The data
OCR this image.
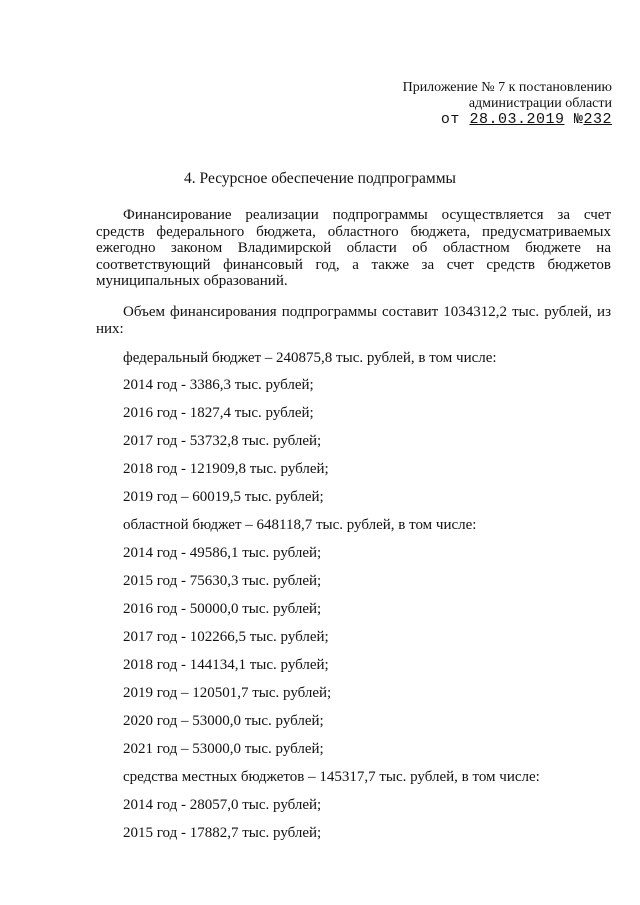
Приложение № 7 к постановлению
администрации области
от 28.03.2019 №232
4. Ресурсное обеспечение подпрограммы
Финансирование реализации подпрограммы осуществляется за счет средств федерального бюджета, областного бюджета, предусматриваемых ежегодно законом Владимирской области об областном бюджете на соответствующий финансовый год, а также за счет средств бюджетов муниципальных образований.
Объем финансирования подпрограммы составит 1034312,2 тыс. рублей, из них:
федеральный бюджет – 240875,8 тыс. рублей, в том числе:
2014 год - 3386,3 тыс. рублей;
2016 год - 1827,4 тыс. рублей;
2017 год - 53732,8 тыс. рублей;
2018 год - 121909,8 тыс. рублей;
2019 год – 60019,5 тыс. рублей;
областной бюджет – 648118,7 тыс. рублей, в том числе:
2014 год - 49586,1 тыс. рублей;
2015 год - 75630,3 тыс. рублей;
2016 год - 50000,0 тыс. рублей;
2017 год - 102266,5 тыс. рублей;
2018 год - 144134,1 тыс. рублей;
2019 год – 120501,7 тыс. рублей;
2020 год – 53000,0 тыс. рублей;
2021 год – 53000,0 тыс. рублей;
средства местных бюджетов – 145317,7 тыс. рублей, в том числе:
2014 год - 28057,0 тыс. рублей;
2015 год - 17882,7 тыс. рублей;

Directions for this task
Search the entries for "числе" and copy out each line that has it.

Solution to this exercise
федеральный бюджет – 240875,8 тыс. рублей, в том числе:
областной бюджет – 648118,7 тыс. рублей, в том числе:
средства местных бюджетов – 145317,7 тыс. рублей, в том числе:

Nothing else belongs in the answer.